Task to complete: Format the lines from the start of the records through the line containing "Detect and localize" as a JSON list of strings, one string per line, omitting blank lines and leaving out the pictures.
==========
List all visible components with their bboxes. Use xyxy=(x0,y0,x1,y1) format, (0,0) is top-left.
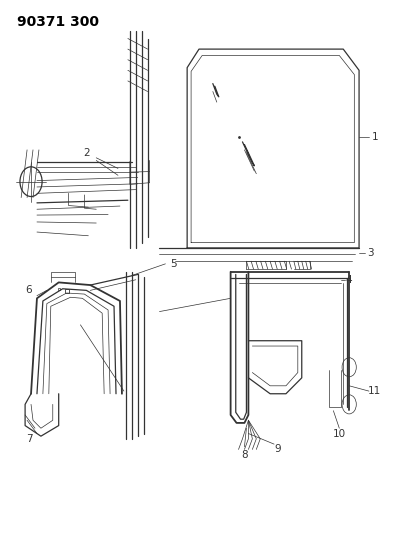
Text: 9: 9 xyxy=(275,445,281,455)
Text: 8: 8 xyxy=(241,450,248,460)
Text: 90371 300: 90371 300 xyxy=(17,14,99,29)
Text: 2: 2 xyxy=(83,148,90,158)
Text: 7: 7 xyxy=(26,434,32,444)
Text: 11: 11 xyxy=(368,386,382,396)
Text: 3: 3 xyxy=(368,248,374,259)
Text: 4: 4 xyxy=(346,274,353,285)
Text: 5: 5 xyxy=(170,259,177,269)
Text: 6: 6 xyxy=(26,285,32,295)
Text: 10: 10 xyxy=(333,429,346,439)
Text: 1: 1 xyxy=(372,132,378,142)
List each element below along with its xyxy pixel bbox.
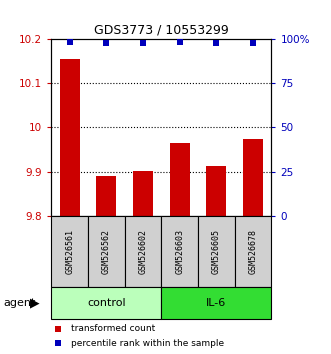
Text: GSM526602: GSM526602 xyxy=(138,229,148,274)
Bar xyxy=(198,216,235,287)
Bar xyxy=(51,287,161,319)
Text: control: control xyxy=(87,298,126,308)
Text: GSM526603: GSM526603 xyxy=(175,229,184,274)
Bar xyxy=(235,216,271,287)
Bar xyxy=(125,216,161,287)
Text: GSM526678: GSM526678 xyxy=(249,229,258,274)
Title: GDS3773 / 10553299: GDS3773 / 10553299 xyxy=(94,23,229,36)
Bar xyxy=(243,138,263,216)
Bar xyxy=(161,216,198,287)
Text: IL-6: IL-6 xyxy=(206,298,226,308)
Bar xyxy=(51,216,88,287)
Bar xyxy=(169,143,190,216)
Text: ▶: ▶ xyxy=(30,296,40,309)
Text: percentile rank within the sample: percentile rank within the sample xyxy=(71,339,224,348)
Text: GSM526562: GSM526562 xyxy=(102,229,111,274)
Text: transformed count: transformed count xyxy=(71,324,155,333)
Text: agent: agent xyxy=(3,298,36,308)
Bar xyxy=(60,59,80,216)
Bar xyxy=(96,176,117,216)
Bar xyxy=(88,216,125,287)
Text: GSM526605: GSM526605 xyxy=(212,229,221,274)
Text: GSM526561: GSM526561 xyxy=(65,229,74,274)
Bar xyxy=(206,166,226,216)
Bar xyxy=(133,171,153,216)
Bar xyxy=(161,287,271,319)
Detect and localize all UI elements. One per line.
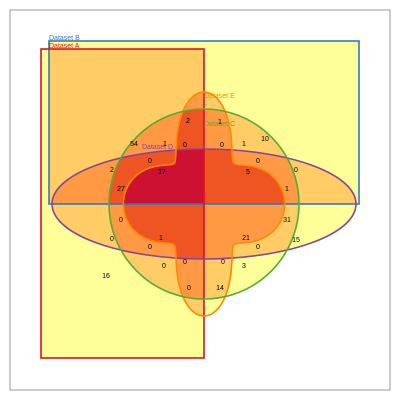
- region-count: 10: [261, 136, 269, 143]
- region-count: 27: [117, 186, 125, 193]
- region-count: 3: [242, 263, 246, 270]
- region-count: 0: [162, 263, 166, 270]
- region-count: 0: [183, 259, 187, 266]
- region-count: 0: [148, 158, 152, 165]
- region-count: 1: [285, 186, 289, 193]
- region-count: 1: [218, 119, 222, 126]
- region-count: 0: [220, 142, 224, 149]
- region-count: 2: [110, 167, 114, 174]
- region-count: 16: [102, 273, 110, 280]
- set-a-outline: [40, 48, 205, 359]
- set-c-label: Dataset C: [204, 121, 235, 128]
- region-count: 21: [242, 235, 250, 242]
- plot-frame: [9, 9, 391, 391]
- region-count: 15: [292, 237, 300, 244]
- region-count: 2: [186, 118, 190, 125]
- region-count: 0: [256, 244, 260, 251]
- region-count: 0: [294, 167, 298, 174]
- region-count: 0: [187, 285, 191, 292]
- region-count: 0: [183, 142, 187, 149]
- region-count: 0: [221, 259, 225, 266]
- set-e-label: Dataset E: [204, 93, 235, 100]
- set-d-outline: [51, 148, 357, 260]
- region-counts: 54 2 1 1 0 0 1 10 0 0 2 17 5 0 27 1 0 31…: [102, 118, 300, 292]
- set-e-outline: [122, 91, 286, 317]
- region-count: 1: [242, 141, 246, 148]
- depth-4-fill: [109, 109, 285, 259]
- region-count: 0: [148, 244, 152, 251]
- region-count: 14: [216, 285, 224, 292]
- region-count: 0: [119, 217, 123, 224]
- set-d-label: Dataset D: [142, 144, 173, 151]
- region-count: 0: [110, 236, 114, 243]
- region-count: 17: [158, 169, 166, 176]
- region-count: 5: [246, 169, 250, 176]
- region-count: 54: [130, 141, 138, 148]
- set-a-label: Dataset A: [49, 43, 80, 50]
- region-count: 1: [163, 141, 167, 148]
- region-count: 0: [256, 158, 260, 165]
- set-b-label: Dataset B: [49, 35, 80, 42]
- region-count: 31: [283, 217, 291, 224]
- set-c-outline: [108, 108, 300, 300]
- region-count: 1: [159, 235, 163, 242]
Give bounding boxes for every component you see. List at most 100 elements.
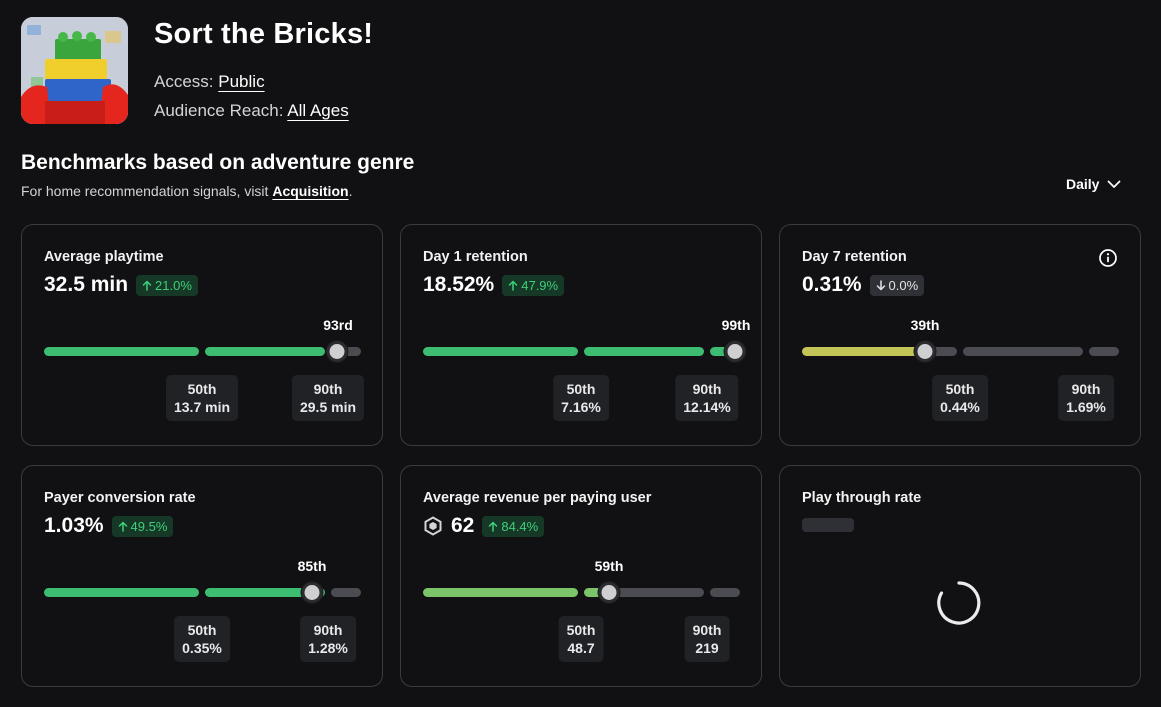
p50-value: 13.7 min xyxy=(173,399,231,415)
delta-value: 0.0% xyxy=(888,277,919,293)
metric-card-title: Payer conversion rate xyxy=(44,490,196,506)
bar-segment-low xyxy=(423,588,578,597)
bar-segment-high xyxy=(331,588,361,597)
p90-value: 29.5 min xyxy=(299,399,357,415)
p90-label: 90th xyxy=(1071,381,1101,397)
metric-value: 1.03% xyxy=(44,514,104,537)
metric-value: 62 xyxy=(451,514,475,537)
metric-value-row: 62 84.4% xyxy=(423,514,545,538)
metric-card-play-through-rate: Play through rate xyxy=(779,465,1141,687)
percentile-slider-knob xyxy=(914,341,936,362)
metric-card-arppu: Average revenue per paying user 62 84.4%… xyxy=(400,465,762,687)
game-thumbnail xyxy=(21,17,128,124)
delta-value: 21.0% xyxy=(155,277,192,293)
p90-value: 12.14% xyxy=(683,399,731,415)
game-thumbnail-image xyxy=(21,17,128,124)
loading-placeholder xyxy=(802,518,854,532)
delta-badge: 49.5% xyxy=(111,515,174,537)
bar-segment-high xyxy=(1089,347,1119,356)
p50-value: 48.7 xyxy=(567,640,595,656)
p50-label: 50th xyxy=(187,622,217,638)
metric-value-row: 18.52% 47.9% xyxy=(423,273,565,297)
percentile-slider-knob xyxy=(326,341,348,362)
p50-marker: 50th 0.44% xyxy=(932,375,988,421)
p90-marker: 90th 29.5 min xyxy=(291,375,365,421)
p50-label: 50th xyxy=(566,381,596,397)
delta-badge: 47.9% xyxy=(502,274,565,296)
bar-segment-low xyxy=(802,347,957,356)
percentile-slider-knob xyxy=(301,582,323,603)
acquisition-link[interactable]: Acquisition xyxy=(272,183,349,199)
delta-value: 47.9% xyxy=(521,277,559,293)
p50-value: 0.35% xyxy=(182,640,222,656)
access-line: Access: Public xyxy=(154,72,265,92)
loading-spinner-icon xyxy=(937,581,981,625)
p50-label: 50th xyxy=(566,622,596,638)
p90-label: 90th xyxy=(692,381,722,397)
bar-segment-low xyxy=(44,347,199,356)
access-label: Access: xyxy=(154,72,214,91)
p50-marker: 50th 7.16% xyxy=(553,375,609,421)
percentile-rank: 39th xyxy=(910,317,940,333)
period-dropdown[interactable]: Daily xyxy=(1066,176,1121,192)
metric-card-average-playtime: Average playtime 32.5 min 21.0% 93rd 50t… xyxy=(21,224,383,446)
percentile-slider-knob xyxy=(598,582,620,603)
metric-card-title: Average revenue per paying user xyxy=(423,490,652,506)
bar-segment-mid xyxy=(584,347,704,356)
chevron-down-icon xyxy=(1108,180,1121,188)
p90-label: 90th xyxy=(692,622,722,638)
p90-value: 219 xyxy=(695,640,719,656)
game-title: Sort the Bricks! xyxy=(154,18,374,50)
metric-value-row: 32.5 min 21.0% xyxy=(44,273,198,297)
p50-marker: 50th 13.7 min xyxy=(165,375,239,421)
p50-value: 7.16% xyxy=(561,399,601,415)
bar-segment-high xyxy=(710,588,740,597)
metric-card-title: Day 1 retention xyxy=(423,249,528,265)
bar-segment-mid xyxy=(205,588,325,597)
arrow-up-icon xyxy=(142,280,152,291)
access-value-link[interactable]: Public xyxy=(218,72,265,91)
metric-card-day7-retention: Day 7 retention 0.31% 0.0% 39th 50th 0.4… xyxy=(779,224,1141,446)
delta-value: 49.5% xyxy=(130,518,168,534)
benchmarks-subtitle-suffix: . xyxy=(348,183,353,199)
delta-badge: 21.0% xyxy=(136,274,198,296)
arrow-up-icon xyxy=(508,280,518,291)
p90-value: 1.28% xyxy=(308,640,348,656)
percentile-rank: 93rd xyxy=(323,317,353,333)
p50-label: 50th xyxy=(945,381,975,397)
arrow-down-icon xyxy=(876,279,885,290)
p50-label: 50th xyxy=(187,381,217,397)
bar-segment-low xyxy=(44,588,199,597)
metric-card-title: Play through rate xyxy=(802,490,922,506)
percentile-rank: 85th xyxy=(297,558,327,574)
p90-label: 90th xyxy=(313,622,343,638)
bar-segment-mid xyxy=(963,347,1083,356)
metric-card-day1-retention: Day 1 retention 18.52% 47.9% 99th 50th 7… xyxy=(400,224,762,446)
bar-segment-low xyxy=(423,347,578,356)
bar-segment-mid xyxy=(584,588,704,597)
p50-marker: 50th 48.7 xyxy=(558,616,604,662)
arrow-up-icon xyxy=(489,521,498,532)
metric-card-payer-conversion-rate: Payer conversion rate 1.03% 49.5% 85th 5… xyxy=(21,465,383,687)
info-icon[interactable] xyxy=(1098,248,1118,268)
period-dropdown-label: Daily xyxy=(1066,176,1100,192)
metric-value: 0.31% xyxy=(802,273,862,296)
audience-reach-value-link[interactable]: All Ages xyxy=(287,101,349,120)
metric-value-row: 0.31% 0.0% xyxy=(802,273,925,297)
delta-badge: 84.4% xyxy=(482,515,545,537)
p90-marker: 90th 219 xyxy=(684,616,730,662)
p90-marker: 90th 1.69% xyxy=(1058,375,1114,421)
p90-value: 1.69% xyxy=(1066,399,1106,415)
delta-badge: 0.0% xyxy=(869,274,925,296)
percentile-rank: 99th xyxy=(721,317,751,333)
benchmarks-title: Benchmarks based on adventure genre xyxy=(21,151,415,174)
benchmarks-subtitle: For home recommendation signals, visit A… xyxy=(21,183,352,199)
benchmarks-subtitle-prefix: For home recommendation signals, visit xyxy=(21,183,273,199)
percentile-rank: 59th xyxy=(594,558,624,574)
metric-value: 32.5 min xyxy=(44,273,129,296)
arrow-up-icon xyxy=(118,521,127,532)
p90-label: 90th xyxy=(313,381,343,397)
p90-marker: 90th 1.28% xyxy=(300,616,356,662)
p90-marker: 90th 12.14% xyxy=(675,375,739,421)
==========
Complete answer:
[
  "List all visible components with their bboxes. Use xyxy=(x0,y0,x1,y1) format, (0,0) is top-left.",
  "Text: 9: 9 xyxy=(275,445,281,455)",
  "Text: 8: 8 xyxy=(241,450,248,460)",
  "Text: 90371 300: 90371 300 xyxy=(17,14,99,29)",
  "Text: 2: 2 xyxy=(83,148,90,158)",
  "Text: 7: 7 xyxy=(26,434,32,444)",
  "Text: 11: 11 xyxy=(368,386,382,396)",
  "Text: 3: 3 xyxy=(368,248,374,259)",
  "Text: 4: 4 xyxy=(346,274,353,285)",
  "Text: 5: 5 xyxy=(170,259,177,269)",
  "Text: 6: 6 xyxy=(26,285,32,295)",
  "Text: 10: 10 xyxy=(333,429,346,439)",
  "Text: 1: 1 xyxy=(372,132,378,142)",
  "List each element below along with its xyxy pixel bbox.",
  "Text: GSM526602: GSM526602 xyxy=(138,229,148,274)",
  "Bar xyxy=(198,216,235,287)",
  "Bar xyxy=(51,287,161,319)",
  "Text: control: control xyxy=(87,298,126,308)",
  "Text: GSM526603: GSM526603 xyxy=(175,229,184,274)",
  "Bar xyxy=(235,216,271,287)",
  "Bar xyxy=(125,216,161,287)",
  "Text: GSM526678: GSM526678 xyxy=(249,229,258,274)",
  "Title: GDS3773 / 10553299: GDS3773 / 10553299 xyxy=(94,23,229,36)",
  "Bar xyxy=(243,138,263,216)",
  "Bar xyxy=(161,216,198,287)",
  "Text: IL-6: IL-6 xyxy=(206,298,226,308)",
  "Bar xyxy=(51,216,88,287)",
  "Bar xyxy=(169,143,190,216)",
  "Text: ▶: ▶ xyxy=(30,296,40,309)",
  "Text: percentile rank within the sample: percentile rank within the sample xyxy=(71,339,224,348)",
  "Text: GSM526562: GSM526562 xyxy=(102,229,111,274)",
  "Text: transformed count: transformed count xyxy=(71,324,155,333)",
  "Text: agent: agent xyxy=(3,298,36,308)",
  "Bar xyxy=(60,59,80,216)",
  "Bar xyxy=(96,176,117,216)",
  "Bar xyxy=(88,216,125,287)",
  "Text: GSM526605: GSM526605 xyxy=(212,229,221,274)",
  "Text: GSM526561: GSM526561 xyxy=(65,229,74,274)",
  "Bar xyxy=(206,166,226,216)",
  "Bar xyxy=(133,171,153,216)",
  "Bar xyxy=(161,287,271,319)",
  "Detect and localize all UI elements. One per line."
]